:: Material for this task ::
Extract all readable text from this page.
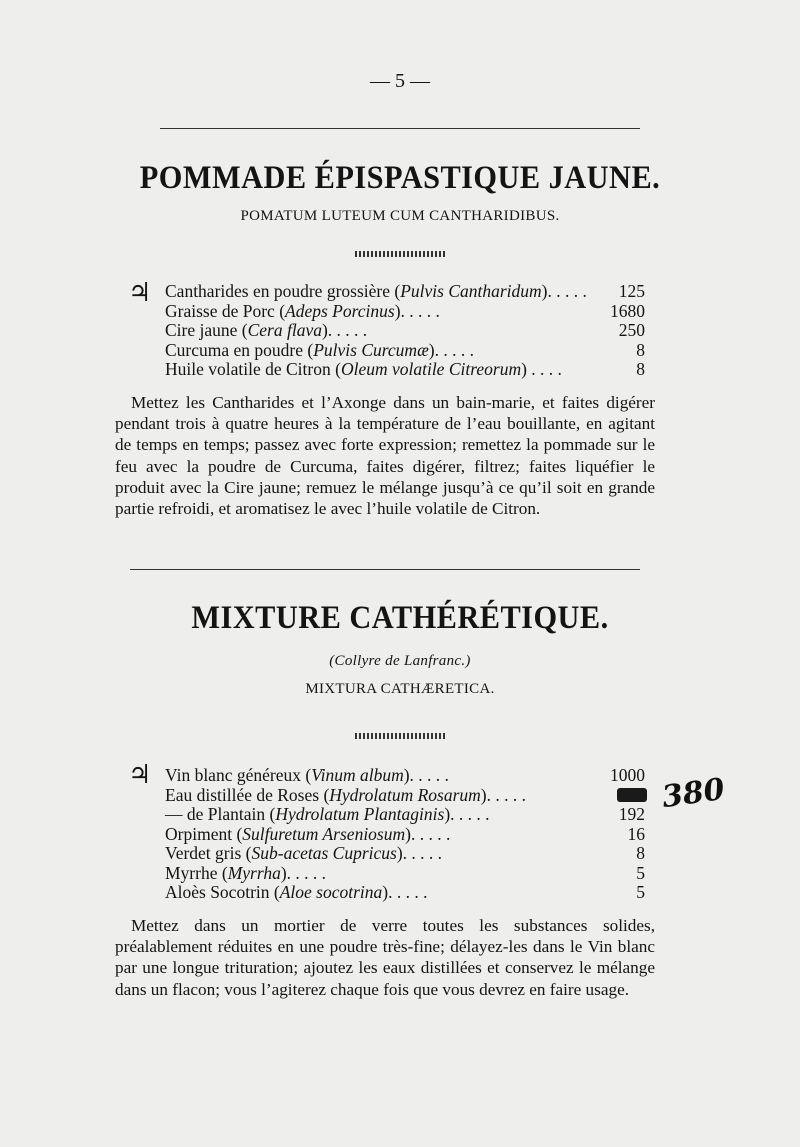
— 5 —
POMMADE ÉPISPASTIQUE JAUNE.
POMATUM LUTEUM CUM CANTHARIDIBUS.
♃ Cantharides en poudre grossière (Pulvis Cantharidum). . . . .	125
Graisse de Porc (Adeps Porcinus). . . . .	1680
Cire jaune (Cera flava). . . . .	250
Curcuma en poudre (Pulvis Curcumæ). . . . .	8
Huile volatile de Citron (Oleum volatile Citreorum) . . . .	8
Mettez les Cantharides et l’Axonge dans un bain-marie, et faites digérer pendant trois à quatre heures à la température de l’eau bouillante, en agitant de temps en temps; passez avec forte expression; remettez la pommade sur le feu avec la poudre de Curcuma, faites digérer, filtrez; faites liquéfier le produit avec la Cire jaune; remuez le mélange jusqu’à ce qu’il soit en grande partie refroidi, et aromatisez le avec l’huile volatile de Citron.
MIXTURE CATHÉRÉTIQUE.
(Collyre de Lanfranc.)
MIXTURA CATHÆRETICA.
♃ Vin blanc généreux (Vinum album). . . . .	1000
Eau distillée de Roses (Hydrolatum Rosarum). . . . .
— de Plantain (Hydrolatum Plantaginis). . . . .	192
Orpiment (Sulfuretum Arseniosum). . . . .	16
Verdet gris (Sub-acetas Cupricus). . . . .	8
Myrrhe (Myrrha). . . . .	5
Aloès Socotrin (Aloe socotrina). . . . .	5
380
Mettez dans un mortier de verre toutes les substances solides, préalablement réduites en une poudre très-fine; délayez-les dans le Vin blanc par une longue trituration; ajoutez les eaux distillées et conservez le mélange dans un flacon; vous l’agiterez chaque fois que vous devrez en faire usage.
:::
[To be done] From the material above, reproduce everything verbatim except the pictures.

[Written answer]
Extract all readable text from this page.
— 5 —
POMMADE ÉPISPASTIQUE JAUNE.
POMATUM LUTEUM CUM CANTHARIDIBUS.
♃ Cantharides en poudre grossière (Pulvis Cantharidum). . . . .	125
Graisse de Porc (Adeps Porcinus). . . . .	1680
Cire jaune (Cera flava). . . . .	250
Curcuma en poudre (Pulvis Curcumæ). . . . .	8
Huile volatile de Citron (Oleum volatile Citreorum) . . . .	8
Mettez les Cantharides et l’Axonge dans un bain-marie, et faites digérer pendant trois à quatre heures à la température de l’eau bouillante, en agitant de temps en temps; passez avec forte expression; remettez la pommade sur le feu avec la poudre de Curcuma, faites digérer, filtrez; faites liquéfier le produit avec la Cire jaune; remuez le mélange jusqu’à ce qu’il soit en grande partie refroidi, et aromatisez le avec l’huile volatile de Citron.
MIXTURE CATHÉRÉTIQUE.
(Collyre de Lanfranc.)
MIXTURA CATHÆRETICA.
♃ Vin blanc généreux (Vinum album). . . . .	1000
Eau distillée de Roses (Hydrolatum Rosarum). . . . .
— de Plantain (Hydrolatum Plantaginis). . . . .	192
Orpiment (Sulfuretum Arseniosum). . . . .	16
Verdet gris (Sub-acetas Cupricus). . . . .	8
Myrrhe (Myrrha). . . . .	5
Aloès Socotrin (Aloe socotrina). . . . .	5
380
Mettez dans un mortier de verre toutes les substances solides, préalablement réduites en une poudre très-fine; délayez-les dans le Vin blanc par une longue trituration; ajoutez les eaux distillées et conservez le mélange dans un flacon; vous l’agiterez chaque fois que vous devrez en faire usage.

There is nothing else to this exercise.